--- INSTRUCTION ---
Can you output the entries below verbatim, from their very first line through the line containing "node-label[interactable]: Duke of Bourbon", including both of those lines?

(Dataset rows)

● ● ● ●

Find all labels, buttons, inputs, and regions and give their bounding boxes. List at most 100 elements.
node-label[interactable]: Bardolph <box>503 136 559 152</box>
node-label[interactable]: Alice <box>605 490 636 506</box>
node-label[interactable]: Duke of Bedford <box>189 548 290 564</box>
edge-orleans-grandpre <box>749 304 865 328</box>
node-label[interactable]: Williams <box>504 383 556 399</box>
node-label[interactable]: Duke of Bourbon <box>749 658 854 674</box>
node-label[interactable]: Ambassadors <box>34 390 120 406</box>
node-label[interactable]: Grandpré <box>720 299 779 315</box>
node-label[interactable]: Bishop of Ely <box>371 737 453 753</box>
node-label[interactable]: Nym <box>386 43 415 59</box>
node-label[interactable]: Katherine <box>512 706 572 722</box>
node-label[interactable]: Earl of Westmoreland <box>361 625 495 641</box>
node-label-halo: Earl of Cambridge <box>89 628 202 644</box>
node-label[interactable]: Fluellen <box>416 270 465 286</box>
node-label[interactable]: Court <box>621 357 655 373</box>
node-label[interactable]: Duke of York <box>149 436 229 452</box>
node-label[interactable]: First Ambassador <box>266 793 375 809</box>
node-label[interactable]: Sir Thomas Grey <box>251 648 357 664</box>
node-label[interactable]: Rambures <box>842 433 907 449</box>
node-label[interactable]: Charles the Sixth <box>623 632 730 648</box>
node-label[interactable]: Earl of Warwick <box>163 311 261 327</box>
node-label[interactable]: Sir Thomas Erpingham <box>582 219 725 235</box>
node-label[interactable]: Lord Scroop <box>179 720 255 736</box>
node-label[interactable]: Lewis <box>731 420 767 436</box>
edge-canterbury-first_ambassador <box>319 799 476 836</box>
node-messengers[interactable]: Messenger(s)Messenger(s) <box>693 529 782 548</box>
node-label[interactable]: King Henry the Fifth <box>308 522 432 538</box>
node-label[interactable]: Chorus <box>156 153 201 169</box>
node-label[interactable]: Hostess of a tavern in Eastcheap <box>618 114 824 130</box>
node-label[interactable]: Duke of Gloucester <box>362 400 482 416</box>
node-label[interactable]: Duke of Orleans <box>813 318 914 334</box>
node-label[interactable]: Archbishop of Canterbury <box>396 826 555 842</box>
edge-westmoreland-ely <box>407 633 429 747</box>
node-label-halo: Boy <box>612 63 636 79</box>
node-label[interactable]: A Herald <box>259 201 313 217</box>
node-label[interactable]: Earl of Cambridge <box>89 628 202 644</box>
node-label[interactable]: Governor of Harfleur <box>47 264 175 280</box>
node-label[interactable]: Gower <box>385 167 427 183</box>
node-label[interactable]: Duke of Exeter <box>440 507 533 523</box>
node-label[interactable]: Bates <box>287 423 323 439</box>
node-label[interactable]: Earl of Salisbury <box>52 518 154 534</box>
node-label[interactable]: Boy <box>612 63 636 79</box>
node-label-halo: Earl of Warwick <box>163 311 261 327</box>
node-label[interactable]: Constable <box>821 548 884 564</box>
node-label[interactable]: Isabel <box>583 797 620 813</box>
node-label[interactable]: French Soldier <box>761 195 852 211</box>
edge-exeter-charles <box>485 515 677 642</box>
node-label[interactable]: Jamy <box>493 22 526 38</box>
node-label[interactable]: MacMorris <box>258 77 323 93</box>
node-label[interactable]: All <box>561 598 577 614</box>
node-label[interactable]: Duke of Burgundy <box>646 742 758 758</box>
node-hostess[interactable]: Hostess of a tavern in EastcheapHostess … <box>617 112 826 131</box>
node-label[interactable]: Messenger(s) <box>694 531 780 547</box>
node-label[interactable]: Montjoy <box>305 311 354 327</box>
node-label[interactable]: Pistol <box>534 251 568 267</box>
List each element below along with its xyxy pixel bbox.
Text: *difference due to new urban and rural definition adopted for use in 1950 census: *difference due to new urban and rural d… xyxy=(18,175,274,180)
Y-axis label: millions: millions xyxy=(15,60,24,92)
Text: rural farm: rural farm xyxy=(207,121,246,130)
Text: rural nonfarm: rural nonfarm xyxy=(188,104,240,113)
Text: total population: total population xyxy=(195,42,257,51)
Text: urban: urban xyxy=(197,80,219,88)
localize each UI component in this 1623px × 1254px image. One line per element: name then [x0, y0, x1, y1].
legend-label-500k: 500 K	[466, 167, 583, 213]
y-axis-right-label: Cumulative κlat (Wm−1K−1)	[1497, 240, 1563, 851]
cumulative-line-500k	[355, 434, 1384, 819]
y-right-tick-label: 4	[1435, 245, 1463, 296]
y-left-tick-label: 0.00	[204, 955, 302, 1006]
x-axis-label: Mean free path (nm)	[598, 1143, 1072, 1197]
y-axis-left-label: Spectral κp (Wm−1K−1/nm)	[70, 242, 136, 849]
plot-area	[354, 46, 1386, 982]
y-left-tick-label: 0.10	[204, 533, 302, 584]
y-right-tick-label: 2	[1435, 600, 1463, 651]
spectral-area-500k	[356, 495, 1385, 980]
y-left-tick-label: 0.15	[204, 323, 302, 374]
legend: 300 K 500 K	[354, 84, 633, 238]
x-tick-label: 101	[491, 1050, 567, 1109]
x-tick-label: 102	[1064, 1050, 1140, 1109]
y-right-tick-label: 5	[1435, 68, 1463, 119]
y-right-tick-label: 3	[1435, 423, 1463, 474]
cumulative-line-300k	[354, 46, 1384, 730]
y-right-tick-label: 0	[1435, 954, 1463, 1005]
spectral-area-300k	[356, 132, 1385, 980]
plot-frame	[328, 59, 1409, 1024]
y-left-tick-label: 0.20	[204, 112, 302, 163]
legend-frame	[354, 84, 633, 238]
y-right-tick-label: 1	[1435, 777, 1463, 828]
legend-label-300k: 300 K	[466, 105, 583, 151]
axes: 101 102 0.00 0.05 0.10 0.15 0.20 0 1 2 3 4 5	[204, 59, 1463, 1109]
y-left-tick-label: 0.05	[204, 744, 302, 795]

● ● ● ●

--- COMPLETE OUTPUT ---
Find all labels, buttons, inputs, and regions and give their bounding boxes. List at most 100 elements.
node-label[interactable]: Bardolph <box>503 136 559 152</box>
node-label[interactable]: Alice <box>605 490 636 506</box>
node-label[interactable]: Duke of Bedford <box>189 548 290 564</box>
edge-orleans-grandpre <box>749 304 865 328</box>
node-label[interactable]: Williams <box>504 383 556 399</box>
node-label[interactable]: Duke of Bourbon <box>749 658 854 674</box>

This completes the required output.